### Task prompt
Show, in full, each line of the data that contains "мозга".

Data excerpts:

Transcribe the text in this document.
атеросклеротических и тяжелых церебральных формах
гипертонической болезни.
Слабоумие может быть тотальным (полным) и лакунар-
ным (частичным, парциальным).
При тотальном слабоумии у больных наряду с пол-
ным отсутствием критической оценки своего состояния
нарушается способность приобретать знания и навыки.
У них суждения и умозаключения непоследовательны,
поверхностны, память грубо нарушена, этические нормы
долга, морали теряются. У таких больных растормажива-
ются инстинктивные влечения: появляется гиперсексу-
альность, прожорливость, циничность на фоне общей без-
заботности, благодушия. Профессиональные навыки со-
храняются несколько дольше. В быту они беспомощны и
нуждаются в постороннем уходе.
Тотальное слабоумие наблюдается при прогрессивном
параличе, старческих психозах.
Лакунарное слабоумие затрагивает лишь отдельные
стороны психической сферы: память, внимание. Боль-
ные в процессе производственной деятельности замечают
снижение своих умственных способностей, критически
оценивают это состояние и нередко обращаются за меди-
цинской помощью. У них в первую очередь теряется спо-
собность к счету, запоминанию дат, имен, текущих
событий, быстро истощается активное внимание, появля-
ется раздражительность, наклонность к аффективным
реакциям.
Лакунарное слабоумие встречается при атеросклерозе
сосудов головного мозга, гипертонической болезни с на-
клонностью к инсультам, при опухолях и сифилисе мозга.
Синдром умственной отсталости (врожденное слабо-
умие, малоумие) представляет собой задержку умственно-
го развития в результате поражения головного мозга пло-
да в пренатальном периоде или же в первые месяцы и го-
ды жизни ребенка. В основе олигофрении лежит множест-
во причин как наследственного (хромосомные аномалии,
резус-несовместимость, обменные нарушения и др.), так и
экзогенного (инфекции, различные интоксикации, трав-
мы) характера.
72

### Output of the task
сосудов головного мозга, гипертонической болезни с на-
клонностью к инсультам, при опухолях и сифилисе мозга.
го развития в результате поражения головного мозга пло-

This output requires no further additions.